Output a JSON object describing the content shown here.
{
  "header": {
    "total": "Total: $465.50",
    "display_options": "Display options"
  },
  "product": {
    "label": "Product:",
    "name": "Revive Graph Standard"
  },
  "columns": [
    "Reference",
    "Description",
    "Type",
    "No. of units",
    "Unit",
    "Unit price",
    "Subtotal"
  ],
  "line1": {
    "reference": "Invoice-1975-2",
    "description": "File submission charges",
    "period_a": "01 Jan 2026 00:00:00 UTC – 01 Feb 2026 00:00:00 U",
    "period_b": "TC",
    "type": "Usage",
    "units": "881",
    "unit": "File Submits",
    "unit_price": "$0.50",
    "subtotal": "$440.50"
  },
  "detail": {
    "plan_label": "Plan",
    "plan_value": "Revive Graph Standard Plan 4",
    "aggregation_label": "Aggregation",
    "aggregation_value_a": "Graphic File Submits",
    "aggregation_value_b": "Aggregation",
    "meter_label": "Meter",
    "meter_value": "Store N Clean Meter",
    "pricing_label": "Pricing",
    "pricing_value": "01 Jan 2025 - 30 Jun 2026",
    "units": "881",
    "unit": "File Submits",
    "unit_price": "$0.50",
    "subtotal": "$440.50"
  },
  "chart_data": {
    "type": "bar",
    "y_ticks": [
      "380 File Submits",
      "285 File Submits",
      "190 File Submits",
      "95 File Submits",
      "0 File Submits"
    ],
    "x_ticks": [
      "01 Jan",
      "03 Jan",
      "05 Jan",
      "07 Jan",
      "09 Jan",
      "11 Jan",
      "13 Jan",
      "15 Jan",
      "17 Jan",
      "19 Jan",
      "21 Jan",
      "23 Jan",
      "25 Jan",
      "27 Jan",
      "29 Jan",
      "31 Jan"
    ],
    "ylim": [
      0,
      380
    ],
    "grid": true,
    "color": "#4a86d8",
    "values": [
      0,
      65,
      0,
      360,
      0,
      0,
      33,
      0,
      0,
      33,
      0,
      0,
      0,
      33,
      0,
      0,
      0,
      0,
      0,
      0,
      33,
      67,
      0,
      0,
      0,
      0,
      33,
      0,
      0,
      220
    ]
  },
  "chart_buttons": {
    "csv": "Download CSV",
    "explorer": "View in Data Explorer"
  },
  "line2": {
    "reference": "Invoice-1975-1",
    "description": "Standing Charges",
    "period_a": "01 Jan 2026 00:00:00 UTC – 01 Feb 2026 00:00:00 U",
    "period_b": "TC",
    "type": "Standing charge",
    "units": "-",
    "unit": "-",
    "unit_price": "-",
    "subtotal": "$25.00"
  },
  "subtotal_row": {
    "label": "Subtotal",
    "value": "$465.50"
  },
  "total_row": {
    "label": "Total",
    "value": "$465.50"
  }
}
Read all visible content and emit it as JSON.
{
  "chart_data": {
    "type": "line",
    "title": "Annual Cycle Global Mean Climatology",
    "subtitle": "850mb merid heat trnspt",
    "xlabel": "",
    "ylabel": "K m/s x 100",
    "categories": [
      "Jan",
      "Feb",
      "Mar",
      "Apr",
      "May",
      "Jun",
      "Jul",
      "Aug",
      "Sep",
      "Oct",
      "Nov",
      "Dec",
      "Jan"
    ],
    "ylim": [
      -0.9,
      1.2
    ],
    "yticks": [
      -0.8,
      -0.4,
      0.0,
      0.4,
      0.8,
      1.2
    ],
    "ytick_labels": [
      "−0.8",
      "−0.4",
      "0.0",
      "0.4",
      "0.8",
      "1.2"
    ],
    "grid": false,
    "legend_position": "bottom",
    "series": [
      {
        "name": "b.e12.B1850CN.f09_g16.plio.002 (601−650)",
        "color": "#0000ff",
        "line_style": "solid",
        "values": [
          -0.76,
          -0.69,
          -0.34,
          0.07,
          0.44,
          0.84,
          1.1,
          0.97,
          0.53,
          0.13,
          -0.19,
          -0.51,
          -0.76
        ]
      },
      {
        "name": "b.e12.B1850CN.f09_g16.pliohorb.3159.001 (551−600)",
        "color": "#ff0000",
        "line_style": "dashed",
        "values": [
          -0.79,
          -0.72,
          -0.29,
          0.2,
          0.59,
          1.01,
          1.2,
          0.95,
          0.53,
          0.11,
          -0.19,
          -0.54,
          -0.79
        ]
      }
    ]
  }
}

================

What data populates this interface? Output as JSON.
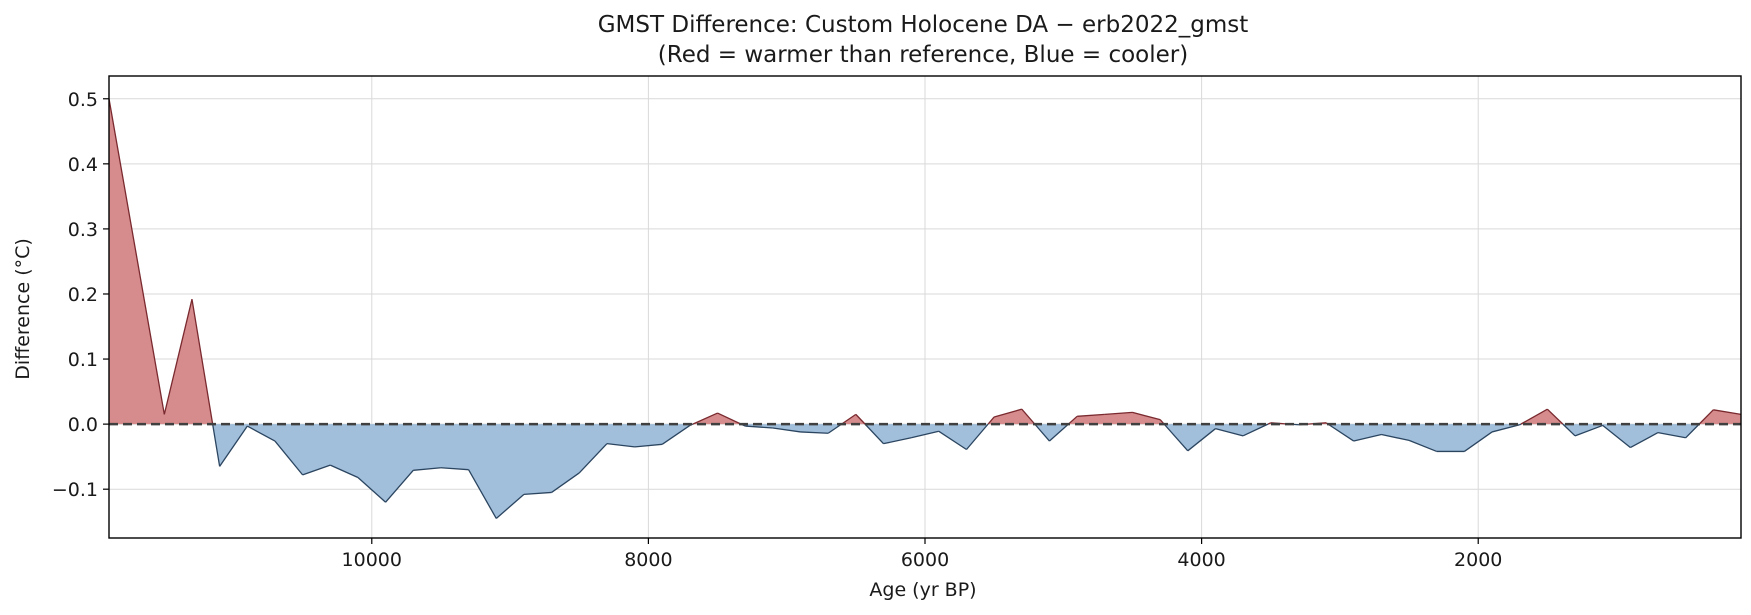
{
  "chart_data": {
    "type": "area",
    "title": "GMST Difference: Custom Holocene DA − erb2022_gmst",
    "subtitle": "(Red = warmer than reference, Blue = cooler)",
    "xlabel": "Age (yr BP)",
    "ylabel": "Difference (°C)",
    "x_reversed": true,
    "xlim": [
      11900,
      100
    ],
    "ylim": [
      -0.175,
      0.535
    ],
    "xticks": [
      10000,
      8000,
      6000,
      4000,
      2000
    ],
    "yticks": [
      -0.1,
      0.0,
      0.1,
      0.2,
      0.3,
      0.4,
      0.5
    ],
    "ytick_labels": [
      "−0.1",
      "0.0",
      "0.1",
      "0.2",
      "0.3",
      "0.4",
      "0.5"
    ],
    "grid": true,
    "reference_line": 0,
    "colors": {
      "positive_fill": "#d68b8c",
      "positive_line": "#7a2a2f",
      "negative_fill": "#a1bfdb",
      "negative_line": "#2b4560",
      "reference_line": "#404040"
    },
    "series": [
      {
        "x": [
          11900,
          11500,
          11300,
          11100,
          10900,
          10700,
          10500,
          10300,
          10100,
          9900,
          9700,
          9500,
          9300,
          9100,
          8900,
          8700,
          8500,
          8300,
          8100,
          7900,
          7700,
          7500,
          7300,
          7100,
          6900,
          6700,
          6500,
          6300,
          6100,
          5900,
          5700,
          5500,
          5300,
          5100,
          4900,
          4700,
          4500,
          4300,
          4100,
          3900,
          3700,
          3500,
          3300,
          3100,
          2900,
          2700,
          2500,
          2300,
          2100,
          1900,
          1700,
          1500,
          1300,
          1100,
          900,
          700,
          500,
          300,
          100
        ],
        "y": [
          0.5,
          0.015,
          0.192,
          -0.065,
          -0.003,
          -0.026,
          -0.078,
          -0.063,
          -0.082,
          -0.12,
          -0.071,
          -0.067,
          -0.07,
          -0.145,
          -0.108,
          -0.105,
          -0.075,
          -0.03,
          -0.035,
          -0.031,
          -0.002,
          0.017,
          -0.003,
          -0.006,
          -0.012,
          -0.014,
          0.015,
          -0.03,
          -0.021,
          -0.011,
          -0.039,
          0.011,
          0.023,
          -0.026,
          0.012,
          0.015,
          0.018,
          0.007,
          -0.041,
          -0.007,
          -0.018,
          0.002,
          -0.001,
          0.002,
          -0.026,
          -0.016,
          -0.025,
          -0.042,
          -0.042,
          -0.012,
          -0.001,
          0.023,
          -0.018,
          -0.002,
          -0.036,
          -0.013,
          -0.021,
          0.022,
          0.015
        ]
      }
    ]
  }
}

================

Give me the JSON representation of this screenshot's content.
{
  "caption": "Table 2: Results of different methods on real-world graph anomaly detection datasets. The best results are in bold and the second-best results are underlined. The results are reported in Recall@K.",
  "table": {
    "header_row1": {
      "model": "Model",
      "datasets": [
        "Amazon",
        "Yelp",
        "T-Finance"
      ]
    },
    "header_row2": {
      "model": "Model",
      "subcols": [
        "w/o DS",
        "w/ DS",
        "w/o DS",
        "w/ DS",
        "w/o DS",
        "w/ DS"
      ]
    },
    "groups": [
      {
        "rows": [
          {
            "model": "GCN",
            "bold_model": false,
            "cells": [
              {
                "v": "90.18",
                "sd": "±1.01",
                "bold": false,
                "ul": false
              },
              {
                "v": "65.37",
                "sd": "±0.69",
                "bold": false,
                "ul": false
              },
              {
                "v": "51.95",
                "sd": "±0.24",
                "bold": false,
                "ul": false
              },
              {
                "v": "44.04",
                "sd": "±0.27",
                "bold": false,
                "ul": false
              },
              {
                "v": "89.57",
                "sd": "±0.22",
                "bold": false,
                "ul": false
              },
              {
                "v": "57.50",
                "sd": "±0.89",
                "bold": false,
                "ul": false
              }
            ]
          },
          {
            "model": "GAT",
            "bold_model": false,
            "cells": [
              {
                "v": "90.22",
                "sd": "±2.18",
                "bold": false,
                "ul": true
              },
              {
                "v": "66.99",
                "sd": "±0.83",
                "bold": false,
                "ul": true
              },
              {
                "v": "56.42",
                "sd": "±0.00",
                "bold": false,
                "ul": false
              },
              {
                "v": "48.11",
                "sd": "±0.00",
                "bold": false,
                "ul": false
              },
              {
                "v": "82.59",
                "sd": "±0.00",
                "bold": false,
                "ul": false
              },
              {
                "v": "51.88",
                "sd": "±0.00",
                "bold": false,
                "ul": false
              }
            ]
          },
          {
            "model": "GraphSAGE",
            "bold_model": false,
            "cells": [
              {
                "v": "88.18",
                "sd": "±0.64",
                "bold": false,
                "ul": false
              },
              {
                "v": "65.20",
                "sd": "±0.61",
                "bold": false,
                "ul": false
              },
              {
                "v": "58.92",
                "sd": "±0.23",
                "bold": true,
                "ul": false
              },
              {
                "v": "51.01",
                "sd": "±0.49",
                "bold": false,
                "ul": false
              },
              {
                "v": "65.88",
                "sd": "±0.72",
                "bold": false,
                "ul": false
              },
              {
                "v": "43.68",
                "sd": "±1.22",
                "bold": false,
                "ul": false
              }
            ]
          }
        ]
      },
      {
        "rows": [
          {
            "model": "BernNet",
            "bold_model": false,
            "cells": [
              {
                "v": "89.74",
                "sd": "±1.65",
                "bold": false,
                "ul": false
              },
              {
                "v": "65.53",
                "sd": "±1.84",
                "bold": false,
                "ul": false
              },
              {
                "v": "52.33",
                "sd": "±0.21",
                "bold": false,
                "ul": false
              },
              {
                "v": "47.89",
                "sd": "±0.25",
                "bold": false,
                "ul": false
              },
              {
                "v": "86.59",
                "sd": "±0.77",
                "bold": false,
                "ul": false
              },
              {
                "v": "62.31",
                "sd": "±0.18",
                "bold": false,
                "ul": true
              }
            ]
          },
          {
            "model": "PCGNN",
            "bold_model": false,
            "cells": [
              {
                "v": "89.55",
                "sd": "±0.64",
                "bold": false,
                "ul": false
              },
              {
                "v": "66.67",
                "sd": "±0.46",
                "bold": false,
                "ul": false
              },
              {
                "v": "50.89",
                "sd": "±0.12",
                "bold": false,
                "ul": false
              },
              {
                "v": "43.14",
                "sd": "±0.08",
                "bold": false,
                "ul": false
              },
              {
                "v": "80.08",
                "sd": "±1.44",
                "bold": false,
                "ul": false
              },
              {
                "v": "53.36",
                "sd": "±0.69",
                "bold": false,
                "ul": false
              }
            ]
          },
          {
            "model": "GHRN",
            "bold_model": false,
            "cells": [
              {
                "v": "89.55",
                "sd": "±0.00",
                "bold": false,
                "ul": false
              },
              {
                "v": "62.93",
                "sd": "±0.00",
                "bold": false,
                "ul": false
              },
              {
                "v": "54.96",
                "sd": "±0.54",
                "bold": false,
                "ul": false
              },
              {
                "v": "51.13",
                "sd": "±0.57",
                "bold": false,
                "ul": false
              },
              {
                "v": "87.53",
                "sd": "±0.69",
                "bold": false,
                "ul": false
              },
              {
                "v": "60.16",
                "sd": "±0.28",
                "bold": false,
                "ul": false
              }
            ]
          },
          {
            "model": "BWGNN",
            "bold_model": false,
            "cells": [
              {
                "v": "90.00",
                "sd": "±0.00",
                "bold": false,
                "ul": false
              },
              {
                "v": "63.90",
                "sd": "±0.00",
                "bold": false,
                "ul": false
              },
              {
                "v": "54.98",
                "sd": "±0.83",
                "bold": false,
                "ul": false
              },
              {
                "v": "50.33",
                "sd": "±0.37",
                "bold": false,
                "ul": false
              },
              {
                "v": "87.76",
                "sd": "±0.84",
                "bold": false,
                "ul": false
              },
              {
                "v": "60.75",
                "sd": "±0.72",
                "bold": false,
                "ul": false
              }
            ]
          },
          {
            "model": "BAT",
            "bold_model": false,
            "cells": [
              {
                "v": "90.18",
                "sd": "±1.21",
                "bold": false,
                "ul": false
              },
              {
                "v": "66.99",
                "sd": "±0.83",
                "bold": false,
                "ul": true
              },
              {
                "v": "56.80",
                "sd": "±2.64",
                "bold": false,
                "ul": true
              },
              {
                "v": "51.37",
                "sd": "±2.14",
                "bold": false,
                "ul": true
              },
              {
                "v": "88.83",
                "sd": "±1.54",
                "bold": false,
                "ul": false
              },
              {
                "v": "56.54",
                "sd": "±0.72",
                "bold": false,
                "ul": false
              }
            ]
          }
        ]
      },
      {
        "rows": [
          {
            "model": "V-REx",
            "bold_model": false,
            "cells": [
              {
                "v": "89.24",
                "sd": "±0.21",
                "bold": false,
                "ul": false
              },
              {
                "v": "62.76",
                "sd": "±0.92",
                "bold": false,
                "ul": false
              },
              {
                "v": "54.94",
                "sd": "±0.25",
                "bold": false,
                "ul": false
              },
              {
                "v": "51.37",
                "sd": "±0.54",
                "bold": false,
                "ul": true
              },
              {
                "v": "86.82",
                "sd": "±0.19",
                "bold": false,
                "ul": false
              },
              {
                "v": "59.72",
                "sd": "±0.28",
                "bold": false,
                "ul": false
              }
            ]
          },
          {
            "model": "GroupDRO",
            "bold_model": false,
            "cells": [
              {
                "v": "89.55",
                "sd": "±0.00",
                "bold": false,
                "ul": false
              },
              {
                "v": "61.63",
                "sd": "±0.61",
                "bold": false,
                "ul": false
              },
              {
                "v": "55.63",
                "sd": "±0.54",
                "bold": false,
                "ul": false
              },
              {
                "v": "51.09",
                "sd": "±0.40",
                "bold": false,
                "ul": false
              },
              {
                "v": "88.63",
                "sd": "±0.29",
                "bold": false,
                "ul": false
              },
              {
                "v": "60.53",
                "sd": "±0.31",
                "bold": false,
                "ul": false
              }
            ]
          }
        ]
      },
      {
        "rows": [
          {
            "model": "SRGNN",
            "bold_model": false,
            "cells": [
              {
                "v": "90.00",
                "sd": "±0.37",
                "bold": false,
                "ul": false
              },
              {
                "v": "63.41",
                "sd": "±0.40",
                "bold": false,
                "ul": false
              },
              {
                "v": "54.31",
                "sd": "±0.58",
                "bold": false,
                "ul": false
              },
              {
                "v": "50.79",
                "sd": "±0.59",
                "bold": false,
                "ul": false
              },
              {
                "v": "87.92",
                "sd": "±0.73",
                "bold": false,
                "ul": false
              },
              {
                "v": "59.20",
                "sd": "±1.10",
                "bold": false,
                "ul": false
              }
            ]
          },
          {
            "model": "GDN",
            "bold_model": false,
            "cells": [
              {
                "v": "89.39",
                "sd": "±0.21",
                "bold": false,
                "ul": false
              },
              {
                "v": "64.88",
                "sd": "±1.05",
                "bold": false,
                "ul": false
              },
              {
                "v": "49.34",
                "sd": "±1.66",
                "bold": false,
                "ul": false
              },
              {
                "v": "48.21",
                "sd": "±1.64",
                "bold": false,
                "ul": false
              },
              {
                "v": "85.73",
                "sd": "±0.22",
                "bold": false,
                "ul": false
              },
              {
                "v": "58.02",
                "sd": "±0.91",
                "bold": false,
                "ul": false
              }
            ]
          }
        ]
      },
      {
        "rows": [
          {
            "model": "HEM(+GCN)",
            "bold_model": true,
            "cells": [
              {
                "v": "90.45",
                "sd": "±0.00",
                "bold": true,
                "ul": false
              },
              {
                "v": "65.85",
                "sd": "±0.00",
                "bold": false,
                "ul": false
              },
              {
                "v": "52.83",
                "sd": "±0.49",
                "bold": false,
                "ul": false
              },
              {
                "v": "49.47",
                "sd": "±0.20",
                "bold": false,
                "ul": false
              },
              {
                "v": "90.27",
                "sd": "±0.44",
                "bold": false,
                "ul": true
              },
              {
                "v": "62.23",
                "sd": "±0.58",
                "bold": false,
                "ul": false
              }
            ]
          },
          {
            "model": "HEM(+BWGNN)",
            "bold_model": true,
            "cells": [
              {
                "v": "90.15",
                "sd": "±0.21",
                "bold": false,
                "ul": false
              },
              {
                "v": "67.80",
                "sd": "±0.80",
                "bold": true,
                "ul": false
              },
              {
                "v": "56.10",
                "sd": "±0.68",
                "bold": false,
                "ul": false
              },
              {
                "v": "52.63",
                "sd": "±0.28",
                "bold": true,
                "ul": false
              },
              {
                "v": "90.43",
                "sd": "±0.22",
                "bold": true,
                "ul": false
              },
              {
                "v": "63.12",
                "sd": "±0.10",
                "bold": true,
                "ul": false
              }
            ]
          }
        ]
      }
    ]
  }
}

================

Exercise instructions:
Collect each line holding the string "this".

In response:
What data populates this interface? Output as JSON.
Give me the JSON representation of this screenshot's content.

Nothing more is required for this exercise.